:: What you should do ::
Copy the full set of lines exactly as given.

:: Extracted material ::

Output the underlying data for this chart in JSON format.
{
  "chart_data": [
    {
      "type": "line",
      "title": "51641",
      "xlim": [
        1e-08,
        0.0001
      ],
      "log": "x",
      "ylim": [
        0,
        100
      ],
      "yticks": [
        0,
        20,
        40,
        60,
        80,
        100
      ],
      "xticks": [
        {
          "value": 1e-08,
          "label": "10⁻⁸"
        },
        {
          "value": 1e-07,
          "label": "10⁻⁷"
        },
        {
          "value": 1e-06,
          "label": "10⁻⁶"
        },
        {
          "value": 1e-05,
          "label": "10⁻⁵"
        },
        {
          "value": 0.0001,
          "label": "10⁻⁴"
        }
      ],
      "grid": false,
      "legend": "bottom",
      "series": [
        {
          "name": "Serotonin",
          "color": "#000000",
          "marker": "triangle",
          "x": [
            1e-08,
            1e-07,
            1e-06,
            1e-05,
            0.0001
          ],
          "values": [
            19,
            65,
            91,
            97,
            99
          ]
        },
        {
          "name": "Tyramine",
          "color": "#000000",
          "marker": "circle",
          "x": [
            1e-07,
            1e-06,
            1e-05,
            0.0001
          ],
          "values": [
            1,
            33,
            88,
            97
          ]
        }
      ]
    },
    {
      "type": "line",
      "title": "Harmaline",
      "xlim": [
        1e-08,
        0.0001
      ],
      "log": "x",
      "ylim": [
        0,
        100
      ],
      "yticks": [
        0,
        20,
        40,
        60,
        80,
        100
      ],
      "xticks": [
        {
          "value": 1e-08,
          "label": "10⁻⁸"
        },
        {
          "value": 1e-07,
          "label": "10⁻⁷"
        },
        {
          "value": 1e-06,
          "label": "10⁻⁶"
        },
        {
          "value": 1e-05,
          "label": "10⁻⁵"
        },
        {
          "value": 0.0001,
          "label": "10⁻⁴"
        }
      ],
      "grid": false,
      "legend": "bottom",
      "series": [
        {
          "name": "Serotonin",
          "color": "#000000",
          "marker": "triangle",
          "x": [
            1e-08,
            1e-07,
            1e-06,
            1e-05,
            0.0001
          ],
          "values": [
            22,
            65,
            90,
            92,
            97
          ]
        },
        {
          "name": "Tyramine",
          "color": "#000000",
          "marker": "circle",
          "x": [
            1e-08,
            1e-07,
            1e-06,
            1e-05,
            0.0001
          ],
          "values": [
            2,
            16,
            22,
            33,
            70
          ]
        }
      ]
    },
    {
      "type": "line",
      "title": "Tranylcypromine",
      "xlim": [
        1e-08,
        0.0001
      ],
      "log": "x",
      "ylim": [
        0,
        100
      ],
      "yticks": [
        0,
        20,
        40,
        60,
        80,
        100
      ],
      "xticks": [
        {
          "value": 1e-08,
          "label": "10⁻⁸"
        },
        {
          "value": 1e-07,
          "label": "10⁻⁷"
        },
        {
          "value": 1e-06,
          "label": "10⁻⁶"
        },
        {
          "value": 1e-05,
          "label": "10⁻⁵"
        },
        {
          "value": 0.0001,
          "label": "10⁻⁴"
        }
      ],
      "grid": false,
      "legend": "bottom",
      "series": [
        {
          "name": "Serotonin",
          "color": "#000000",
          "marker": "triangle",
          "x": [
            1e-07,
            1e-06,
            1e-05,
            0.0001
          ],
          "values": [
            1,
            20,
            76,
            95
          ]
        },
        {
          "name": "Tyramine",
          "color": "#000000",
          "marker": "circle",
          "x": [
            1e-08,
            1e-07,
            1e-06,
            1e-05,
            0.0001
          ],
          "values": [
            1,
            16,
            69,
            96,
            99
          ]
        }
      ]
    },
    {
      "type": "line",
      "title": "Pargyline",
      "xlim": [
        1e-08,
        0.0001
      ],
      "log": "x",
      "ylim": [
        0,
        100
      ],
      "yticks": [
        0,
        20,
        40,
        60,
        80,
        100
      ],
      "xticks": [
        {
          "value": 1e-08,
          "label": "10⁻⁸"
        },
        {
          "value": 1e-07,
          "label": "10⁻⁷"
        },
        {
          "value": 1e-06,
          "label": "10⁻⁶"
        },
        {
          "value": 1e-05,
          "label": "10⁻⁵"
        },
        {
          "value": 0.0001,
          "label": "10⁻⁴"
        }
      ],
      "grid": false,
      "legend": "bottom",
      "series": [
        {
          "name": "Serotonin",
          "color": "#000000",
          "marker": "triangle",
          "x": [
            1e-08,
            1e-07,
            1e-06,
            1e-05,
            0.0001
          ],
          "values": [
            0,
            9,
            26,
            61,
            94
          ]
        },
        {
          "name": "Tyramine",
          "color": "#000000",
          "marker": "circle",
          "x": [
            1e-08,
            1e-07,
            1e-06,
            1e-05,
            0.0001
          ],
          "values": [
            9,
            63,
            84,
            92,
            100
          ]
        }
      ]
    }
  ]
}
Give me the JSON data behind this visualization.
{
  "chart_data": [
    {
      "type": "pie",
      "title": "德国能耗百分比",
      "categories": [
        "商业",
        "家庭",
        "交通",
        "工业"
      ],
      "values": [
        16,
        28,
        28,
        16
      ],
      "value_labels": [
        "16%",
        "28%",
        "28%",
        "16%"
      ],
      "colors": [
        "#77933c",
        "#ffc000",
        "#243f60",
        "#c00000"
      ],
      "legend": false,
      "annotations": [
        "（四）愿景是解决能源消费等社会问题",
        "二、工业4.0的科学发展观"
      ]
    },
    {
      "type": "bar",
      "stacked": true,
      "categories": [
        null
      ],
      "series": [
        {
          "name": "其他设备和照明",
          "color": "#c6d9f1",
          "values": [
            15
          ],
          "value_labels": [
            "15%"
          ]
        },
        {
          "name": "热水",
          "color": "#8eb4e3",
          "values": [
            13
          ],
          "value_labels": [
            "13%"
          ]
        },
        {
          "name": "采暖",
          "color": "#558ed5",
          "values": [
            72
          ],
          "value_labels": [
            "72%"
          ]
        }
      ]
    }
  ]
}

:: Task output ::
Output the underlying data for this chart in JSON format.
{
  "chart_data": [
    {
      "type": "line",
      "title": "51641",
      "xlim": [
        1e-08,
        0.0001
      ],
      "log": "x",
      "ylim": [
        0,
        100
      ],
      "yticks": [
        0,
        20,
        40,
        60,
        80,
        100
      ],
      "xticks": [
        {
          "value": 1e-08,
          "label": "10⁻⁸"
        },
        {
          "value": 1e-07,
          "label": "10⁻⁷"
        },
        {
          "value": 1e-06,
          "label": "10⁻⁶"
        },
        {
          "value": 1e-05,
          "label": "10⁻⁵"
        },
        {
          "value": 0.0001,
          "label": "10⁻⁴"
        }
      ],
      "grid": false,
      "legend": "bottom",
      "series": [
        {
          "name": "Serotonin",
          "color": "#000000",
          "marker": "triangle",
          "x": [
            1e-08,
            1e-07,
            1e-06,
            1e-05,
            0.0001
          ],
          "values": [
            19,
            65,
            91,
            97,
            99
          ]
        },
        {
          "name": "Tyramine",
          "color": "#000000",
          "marker": "circle",
          "x": [
            1e-07,
            1e-06,
            1e-05,
            0.0001
          ],
          "values": [
            1,
            33,
            88,
            97
          ]
        }
      ]
    },
    {
      "type": "line",
      "title": "Harmaline",
      "xlim": [
        1e-08,
        0.0001
      ],
      "log": "x",
      "ylim": [
        0,
        100
      ],
      "yticks": [
        0,
        20,
        40,
        60,
        80,
        100
      ],
      "xticks": [
        {
          "value": 1e-08,
          "label": "10⁻⁸"
        },
        {
          "value": 1e-07,
          "label": "10⁻⁷"
        },
        {
          "value": 1e-06,
          "label": "10⁻⁶"
        },
        {
          "value": 1e-05,
          "label": "10⁻⁵"
        },
        {
          "value": 0.0001,
          "label": "10⁻⁴"
        }
      ],
      "grid": false,
      "legend": "bottom",
      "series": [
        {
          "name": "Serotonin",
          "color": "#000000",
          "marker": "triangle",
          "x": [
            1e-08,
            1e-07,
            1e-06,
            1e-05,
            0.0001
          ],
          "values": [
            22,
            65,
            90,
            92,
            97
          ]
        },
        {
          "name": "Tyramine",
          "color": "#000000",
          "marker": "circle",
          "x": [
            1e-08,
            1e-07,
            1e-06,
            1e-05,
            0.0001
          ],
          "values": [
            2,
            16,
            22,
            33,
            70
          ]
        }
      ]
    },
    {
      "type": "line",
      "title": "Tranylcypromine",
      "xlim": [
        1e-08,
        0.0001
      ],
      "log": "x",
      "ylim": [
        0,
        100
      ],
      "yticks": [
        0,
        20,
        40,
        60,
        80,
        100
      ],
      "xticks": [
        {
          "value": 1e-08,
          "label": "10⁻⁸"
        },
        {
          "value": 1e-07,
          "label": "10⁻⁷"
        },
        {
          "value": 1e-06,
          "label": "10⁻⁶"
        },
        {
          "value": 1e-05,
          "label": "10⁻⁵"
        },
        {
          "value": 0.0001,
          "label": "10⁻⁴"
        }
      ],
      "grid": false,
      "legend": "bottom",
      "series": [
        {
          "name": "Serotonin",
          "color": "#000000",
          "marker": "triangle",
          "x": [
            1e-07,
            1e-06,
            1e-05,
            0.0001
          ],
          "values": [
            1,
            20,
            76,
            95
          ]
        },
        {
          "name": "Tyramine",
          "color": "#000000",
          "marker": "circle",
          "x": [
            1e-08,
            1e-07,
            1e-06,
            1e-05,
            0.0001
          ],
          "values": [
            1,
            16,
            69,
            96,
            99
          ]
        }
      ]
    },
    {
      "type": "line",
      "title": "Pargyline",
      "xlim": [
        1e-08,
        0.0001
      ],
      "log": "x",
      "ylim": [
        0,
        100
      ],
      "yticks": [
        0,
        20,
        40,
        60,
        80,
        100
      ],
      "xticks": [
        {
          "value": 1e-08,
          "label": "10⁻⁸"
        },
        {
          "value": 1e-07,
          "label": "10⁻⁷"
        },
        {
          "value": 1e-06,
          "label": "10⁻⁶"
        },
        {
          "value": 1e-05,
          "label": "10⁻⁵"
        },
        {
          "value": 0.0001,
          "label": "10⁻⁴"
        }
      ],
      "grid": false,
      "legend": "bottom",
      "series": [
        {
          "name": "Serotonin",
          "color": "#000000",
          "marker": "triangle",
          "x": [
            1e-08,
            1e-07,
            1e-06,
            1e-05,
            0.0001
          ],
          "values": [
            0,
            9,
            26,
            61,
            94
          ]
        },
        {
          "name": "Tyramine",
          "color": "#000000",
          "marker": "circle",
          "x": [
            1e-08,
            1e-07,
            1e-06,
            1e-05,
            0.0001
          ],
          "values": [
            9,
            63,
            84,
            92,
            100
          ]
        }
      ]
    }
  ]
}
Give me the JSON data behind this visualization.
{
  "chart_data": [
    {
      "type": "pie",
      "title": "德国能耗百分比",
      "categories": [
        "商业",
        "家庭",
        "交通",
        "工业"
      ],
      "values": [
        16,
        28,
        28,
        16
      ],
      "value_labels": [
        "16%",
        "28%",
        "28%",
        "16%"
      ],
      "colors": [
        "#77933c",
        "#ffc000",
        "#243f60",
        "#c00000"
      ],
      "legend": false,
      "annotations": [
        "（四）愿景是解决能源消费等社会问题",
        "二、工业4.0的科学发展观"
      ]
    },
    {
      "type": "bar",
      "stacked": true,
      "categories": [
        null
      ],
      "series": [
        {
          "name": "其他设备和照明",
          "color": "#c6d9f1",
          "values": [
            15
          ],
          "value_labels": [
            "15%"
          ]
        },
        {
          "name": "热水",
          "color": "#8eb4e3",
          "values": [
            13
          ],
          "value_labels": [
            "13%"
          ]
        },
        {
          "name": "采暖",
          "color": "#558ed5",
          "values": [
            72
          ],
          "value_labels": [
            "72%"
          ]
        }
      ]
    }
  ]
}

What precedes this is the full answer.